# Document

┌──

Users of Apple's consumer line don't seem to understand the dilema the pro users are in. Most of us love Apple, it's OS (especially 10.2), and it's hardware/software synergy. But Pro users need their machine to MAKE MONEY. If I have a Lightwave scene that I render, and it takes 30-45 secs. longer on the Mac, and you are constantly rendering all day long, it starts to become painfully obvious that a machine you paid twice as much for isn't providing you with 2x the productivity. 

This is an abstract example, but it's a valid one. Pro users need the latest and greatest to stay ahead of their competition. I bought a G4.800/DP last year. I was ready to buy a 1.4ghz machine this year if one was available. I am prepared to spend $$$ on the latest hardware if it will help me make $$$. But this iternation of the Pro line does not make financial sense for me to purchase. So now I have to wait for the next revision, which could come another 8 months from now, if Apple keeps it's current Pro upgrade schedule. 

With this, I have to make choices - do I continue to wait for Apple to deliver a Pro machine worthy of my money, or do I throw together a Wintel box for my needs.

Now, temper this with some praise for Apple. On the consumer front, they are firing on all cylinders. The iApps are amazing. OS X is finally what everybody expected the next gen OS to be. The iBooks and iMacs are very cool machines.

But being a Pro user, I'm seriously disappointed. I'm no troll. I'm no pollyanna either. Apple has probably gotten more money from me in the last year than most of you over the last 10 years, so I'm secure in knowing where I stand. But I'm not gonna whistle past the graveyard, either...


----------



## bubbajim (Aug 15, 2002)

Ed--> Good.

Trolls--> Bad.

Well that sums it up.  **lightly pressing trapdoor button**

Bye Bye Trolls.. back to the place you came from.


----------



## ElDiabloConCaca (Aug 15, 2002)

I'd like to see Ed stay.  His wit and intelligence pleasantly surprise me day to day, even if we've disagreed in the past.

I understand being a Moderator is a tough and thankless job sometimes, but it's a responsibility, and I think that when times get rough or things don't go the way you'd like to see them go, jumping ship isn't the best solution.  Life is tough, and trolls are a fact of life.  The Mac community has devoted followers, a few very devout users, some cultish-types, some indifferent types, and then the trolls... and the trolls outnumber our meager numbers one-hundred fold.  It's a shame they found their way to this forum, but they're here, and like it or not, they provide an alternate viewpoint for many of us who are more religious in our devotion to Apple than realistically bound.

└──

Page element annotations:
┌──

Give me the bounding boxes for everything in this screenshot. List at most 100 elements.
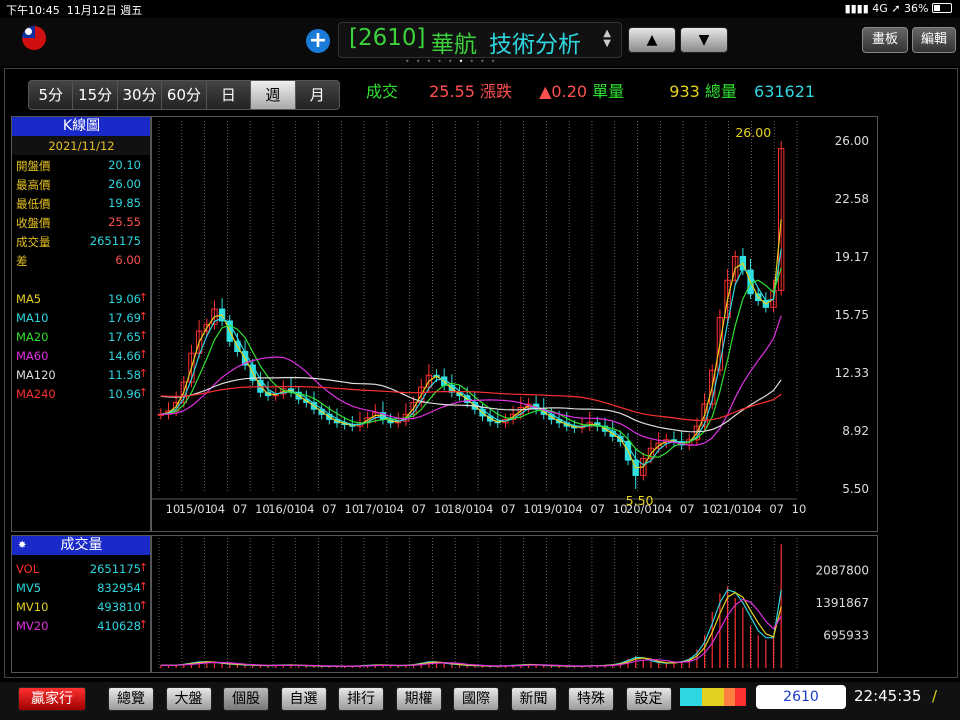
nav-item-1[interactable]: 大盤 — [165, 687, 212, 711]
volume-info-panel: ✸ 成交量 VOL 2651175 ↑ MV5 832954 ↑ MV10 493810 ↑ MV… — [11, 535, 152, 673]
up-arrow-icon: ↑ — [138, 599, 148, 612]
status-right: ▮▮▮▮ 4G ➚ 36% — [845, 2, 952, 15]
prev-stock-button[interactable]: ▲ — [628, 27, 676, 53]
y-tick-label: 26.00 — [835, 134, 869, 148]
volume-value: 832954 — [97, 581, 141, 595]
up-arrow-icon: ↑ — [138, 386, 148, 399]
period-tab-4[interactable]: 日 — [207, 81, 252, 109]
k-info-label: 最高價 — [16, 178, 51, 192]
draw-button[interactable]: 畫板 — [862, 27, 908, 53]
updown-chevron-icon[interactable]: ▲ ▼ — [603, 29, 611, 49]
y-tick-label: 15.75 — [835, 308, 869, 322]
ma-label: MA60 — [16, 349, 49, 363]
k-value-rows: 開盤價 20.10 最高價 26.00 最低價 19.85 收盤價 25.55 成交量 26511… — [12, 155, 151, 269]
ma-value: 19.06 — [108, 292, 141, 306]
stock-name: 華航 — [431, 32, 477, 58]
y-tick-label: 19.17 — [835, 250, 869, 264]
ma-row: MA10 17.69 ↑ — [12, 308, 151, 327]
nav-item-3[interactable]: 自選 — [280, 687, 327, 711]
color-segment — [702, 688, 713, 706]
k-line-chart[interactable]: 26.00 22.58 19.17 15.75 12.33 8.92 5.50 10 15/01… — [151, 117, 877, 531]
k-info-panel: K線圖 2021/11/12 開盤價 20.10 最高價 26.00 最低價 19.85 收… — [11, 116, 152, 532]
volume-panel-title: ✸ 成交量 — [12, 536, 151, 555]
k-panel-date-row: 2021/11/12 — [12, 136, 151, 155]
signal-icon: ▮▮▮▮ — [844, 2, 869, 15]
ma-row: MA60 14.66 ↑ — [12, 346, 151, 365]
up-arrow-icon: ↑ — [138, 310, 148, 323]
x-tick-label: 04 — [658, 502, 673, 516]
up-arrow-icon: ↑ — [138, 329, 148, 342]
page-dots: ••••••••• — [405, 57, 502, 66]
k-info-row: 差 6.00 — [12, 250, 151, 269]
x-tick-label: 07 — [590, 502, 605, 516]
market-color-bar — [680, 688, 746, 706]
volume-value-rows: VOL 2651175 ↑ MV5 832954 ↑ MV10 493810 ↑ MV20 4106… — [12, 559, 151, 635]
network-label: 4G — [872, 2, 888, 15]
change-value: ▲0.20 — [539, 82, 588, 101]
volume-ma-line-mv20 — [160, 598, 782, 667]
edit-button[interactable]: 編輯 — [912, 27, 956, 53]
up-arrow-icon: ↑ — [138, 367, 148, 380]
clock: 22:45:35 — [854, 687, 922, 705]
k-info-value: 2651175 — [89, 234, 141, 248]
battery-icon — [932, 3, 952, 13]
period-tab-6[interactable]: 月 — [296, 81, 339, 109]
volume-label: MV5 — [16, 581, 42, 595]
nav-item-8[interactable]: 特殊 — [568, 687, 614, 711]
k-info-label: 開盤價 — [16, 159, 51, 173]
y-tick-label: 2087800 — [816, 564, 869, 578]
x-tick-label: 15/01 — [179, 502, 212, 516]
ma-label: MA5 — [16, 292, 42, 306]
stock-selector[interactable]: [2610] 華航 技術分析 ▲ ▼ — [338, 22, 622, 58]
x-tick-label: 07 — [769, 502, 784, 516]
nav-item-5[interactable]: 期權 — [395, 687, 442, 711]
ma-label: MA120 — [16, 368, 56, 382]
period-tab-5[interactable]: 週 — [251, 81, 296, 109]
ma-value: 10.96 — [108, 387, 141, 401]
volume-ma-line-mv10 — [160, 591, 782, 667]
period-tab-3[interactable]: 60分 — [162, 81, 207, 109]
x-tick-label: 04 — [747, 502, 762, 516]
ma-line-ma10 — [160, 248, 782, 466]
y-tick-label: 8.92 — [842, 424, 869, 438]
period-tab-0[interactable]: 5分 — [29, 81, 74, 109]
x-tick-label: 04 — [568, 502, 583, 516]
volume-chart-frame: 2087800 1391867 695933 — [150, 535, 878, 673]
period-tab-1[interactable]: 15分 — [73, 81, 118, 109]
color-segment — [691, 688, 702, 706]
nav-item-2[interactable]: 個股 — [223, 687, 269, 711]
ma-line-ma120 — [160, 376, 782, 433]
k-info-value: 25.55 — [108, 215, 141, 229]
nav-item-0[interactable]: 總覽 — [108, 687, 154, 711]
x-tick-label: 10 — [792, 502, 807, 516]
ticker-input[interactable]: 2610 — [756, 685, 846, 709]
brand-button[interactable]: 贏家行 — [18, 687, 86, 711]
volume-label: MV20 — [16, 619, 49, 633]
up-arrow-icon: ↑ — [138, 348, 148, 361]
x-tick-label: 16/01 — [268, 502, 301, 516]
nav-item-4[interactable]: 排行 — [338, 687, 384, 711]
high-annotation: 26.00 — [735, 125, 771, 140]
k-info-label: 差 — [16, 254, 28, 268]
up-arrow-icon: ↑ — [138, 291, 148, 304]
volume-ma-line-mv5 — [160, 589, 782, 667]
volume-chart[interactable]: 2087800 1391867 695933 — [151, 536, 877, 672]
x-tick-label: 04 — [479, 502, 494, 516]
k-chart-frame: 26.00 22.58 19.17 15.75 12.33 8.92 5.50 10 15/01… — [150, 116, 878, 532]
next-stock-button[interactable]: ▼ — [680, 27, 728, 53]
nav-item-9[interactable]: 設定 — [625, 687, 672, 711]
taiwan-flag-icon[interactable] — [22, 26, 46, 50]
battery-label: 36% — [904, 2, 929, 15]
clock-suffix: / — [932, 687, 938, 705]
nav-item-6[interactable]: 國際 — [453, 687, 499, 711]
nav-item-7[interactable]: 新聞 — [510, 687, 557, 711]
ma-line-ma240 — [160, 386, 782, 422]
volume-dot-icon: ✸ — [18, 540, 27, 551]
add-icon[interactable]: + — [306, 29, 330, 53]
ma-value-rows: MA5 19.06 ↑ MA10 17.69 ↑ MA20 17.65 ↑ MA60 14.66 ↑ M… — [12, 289, 151, 403]
color-segment — [724, 688, 735, 706]
total-vol-value: 631621 — [754, 82, 816, 101]
period-tab-2[interactable]: 30分 — [118, 81, 163, 109]
k-info-row: 最低價 19.85 — [12, 193, 151, 212]
up-arrow-icon: ↑ — [138, 561, 148, 574]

└──

# Problems to work on
1. In the forum thread about Apple's Pro machines, which computer does the first poster say was bought last year?
2. Carry the forum thread about Apple's Pro machines forward from the end of its last post.

# Responses
1. A G4.800/DP.

2.
Apple has it's faults, and even though the trolls don't present their viewpoints in a very productive manner, they are opinions and viewpoints that must be taken in to consideration nonetheless...

I've been a member of this forum for over a year and have had my share of good times, bad times, and flat-out viscious disagreements.  I would hate to see the people that I've come to know on this forum begin to leave -- we've already had a couple leave, and their input is missed at least by this forum member.

Don't go, Ed.  Stick out the storm.  Don't ban trolls -- they are good for something, and that's provising a differing point of view when we get TOO fanatical about Apple and they also incite us to dig a little deeper and think a little harder about what we write.


----------



## chemistry_geek (Aug 15, 2002)

Ed,

Knowing that you are in graduate school, I don't know how you have time for your studies and time for moderating this site.  Unless your one of those people who can spend little time reading and studying and retain and comprehend everything in one fell swoop, the task looks like a path to burnout.  I've noticed that when I come around in the morning and the evening, your moderating is usually done throughout much of the day.  I simply don't know how you do it.  Unless this moderating is part of your reasearch project in psychology, I think it would be in your best interest to pass the moderating along to someone else for a while, possibly permanently.  Your health and success in grad school aren't worth risking.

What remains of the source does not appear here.